Aim: Rename "isotope-symbol" to "isotope-label" in the stretch of data from the line containing "isotope-symbol: 15N xyxy=(250,183,460,225)" through the line containing "element-name: 氯 xyxy=(38,432,72,470)", and give back only those lines with nothing else changed.

+ + +

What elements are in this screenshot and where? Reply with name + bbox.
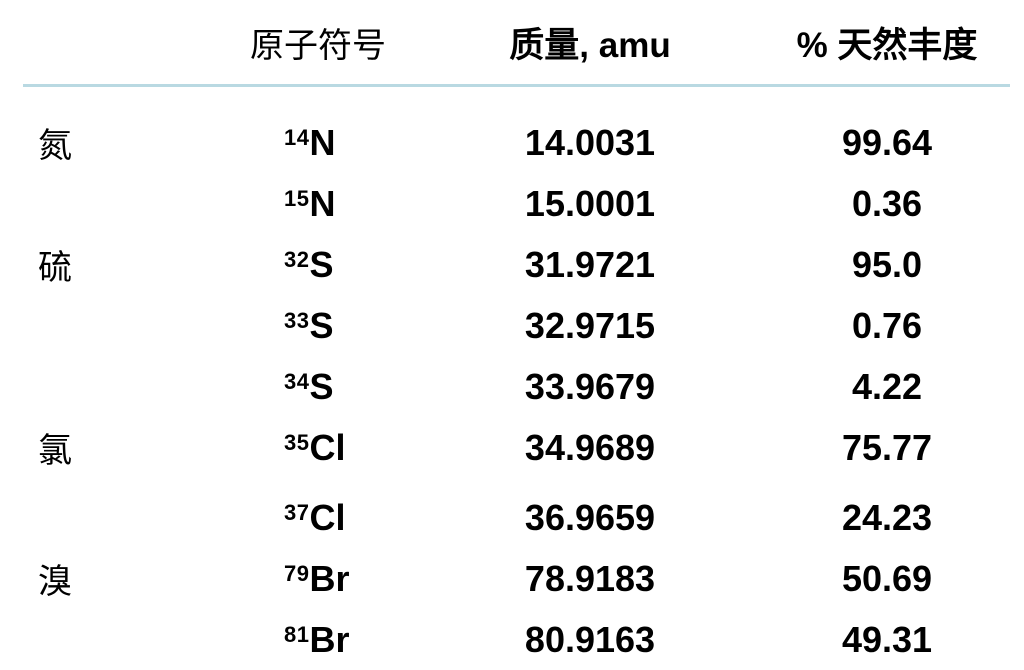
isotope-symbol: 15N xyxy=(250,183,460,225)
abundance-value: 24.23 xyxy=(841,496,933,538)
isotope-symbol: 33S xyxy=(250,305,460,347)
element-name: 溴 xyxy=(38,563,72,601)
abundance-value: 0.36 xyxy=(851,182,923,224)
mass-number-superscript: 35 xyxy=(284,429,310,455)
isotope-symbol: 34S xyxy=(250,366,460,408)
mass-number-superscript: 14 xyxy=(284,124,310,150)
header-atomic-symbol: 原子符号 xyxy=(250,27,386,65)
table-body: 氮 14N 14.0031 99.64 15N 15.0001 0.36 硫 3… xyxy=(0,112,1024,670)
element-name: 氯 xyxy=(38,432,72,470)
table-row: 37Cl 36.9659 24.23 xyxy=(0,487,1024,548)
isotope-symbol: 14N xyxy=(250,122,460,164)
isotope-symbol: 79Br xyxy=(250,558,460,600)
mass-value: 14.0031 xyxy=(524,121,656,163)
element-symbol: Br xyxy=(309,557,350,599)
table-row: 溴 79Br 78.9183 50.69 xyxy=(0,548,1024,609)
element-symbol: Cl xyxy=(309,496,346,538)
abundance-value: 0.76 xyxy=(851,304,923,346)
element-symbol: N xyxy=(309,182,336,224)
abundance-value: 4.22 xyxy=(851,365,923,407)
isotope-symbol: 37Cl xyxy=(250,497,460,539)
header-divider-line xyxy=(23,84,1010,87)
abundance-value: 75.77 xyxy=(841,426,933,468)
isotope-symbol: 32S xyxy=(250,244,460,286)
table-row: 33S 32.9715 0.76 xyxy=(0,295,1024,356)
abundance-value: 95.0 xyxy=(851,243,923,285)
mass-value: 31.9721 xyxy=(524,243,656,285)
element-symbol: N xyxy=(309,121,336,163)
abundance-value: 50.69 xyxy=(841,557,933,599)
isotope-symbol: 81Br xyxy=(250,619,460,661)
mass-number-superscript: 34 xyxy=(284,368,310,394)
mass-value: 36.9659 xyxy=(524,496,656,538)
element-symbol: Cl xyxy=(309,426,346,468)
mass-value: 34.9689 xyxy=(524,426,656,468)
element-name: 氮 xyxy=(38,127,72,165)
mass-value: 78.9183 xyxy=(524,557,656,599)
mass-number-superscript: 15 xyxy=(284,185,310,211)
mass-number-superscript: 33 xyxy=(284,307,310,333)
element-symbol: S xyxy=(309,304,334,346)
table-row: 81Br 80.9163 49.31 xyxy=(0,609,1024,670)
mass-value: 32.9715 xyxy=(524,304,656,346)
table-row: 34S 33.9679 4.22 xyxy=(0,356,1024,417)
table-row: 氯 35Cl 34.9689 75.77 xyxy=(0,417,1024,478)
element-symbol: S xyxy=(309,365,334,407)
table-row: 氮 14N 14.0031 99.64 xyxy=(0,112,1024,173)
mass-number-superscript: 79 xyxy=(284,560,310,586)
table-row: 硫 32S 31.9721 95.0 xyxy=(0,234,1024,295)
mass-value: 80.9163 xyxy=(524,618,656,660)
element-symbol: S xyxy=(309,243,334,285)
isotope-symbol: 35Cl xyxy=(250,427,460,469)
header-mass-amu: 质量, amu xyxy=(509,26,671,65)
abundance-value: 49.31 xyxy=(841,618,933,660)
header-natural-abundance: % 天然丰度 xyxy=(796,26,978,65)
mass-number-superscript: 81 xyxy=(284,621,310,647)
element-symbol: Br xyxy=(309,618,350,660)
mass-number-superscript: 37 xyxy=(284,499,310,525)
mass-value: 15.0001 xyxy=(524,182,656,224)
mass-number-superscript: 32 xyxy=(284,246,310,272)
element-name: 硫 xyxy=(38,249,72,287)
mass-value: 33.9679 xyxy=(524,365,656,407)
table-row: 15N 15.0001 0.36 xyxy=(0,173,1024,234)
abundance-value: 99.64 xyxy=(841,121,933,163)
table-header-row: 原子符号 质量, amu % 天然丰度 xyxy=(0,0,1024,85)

+ + +

Answer to this task:
isotope-label: 15N xyxy=(250,183,460,225)
abundance-value: 24.23 xyxy=(841,496,933,538)
isotope-label: 33S xyxy=(250,305,460,347)
element-name: 溴 xyxy=(38,563,72,601)
abundance-value: 0.36 xyxy=(851,182,923,224)
mass-number-superscript: 35 xyxy=(284,429,310,455)
isotope-label: 34S xyxy=(250,366,460,408)
mass-number-superscript: 14 xyxy=(284,124,310,150)
header-atomic-symbol: 原子符号 xyxy=(250,27,386,65)
table-body: 氮 14N 14.0031 99.64 15N 15.0001 0.36 硫 3… xyxy=(0,112,1024,670)
element-name: 氯 xyxy=(38,432,72,470)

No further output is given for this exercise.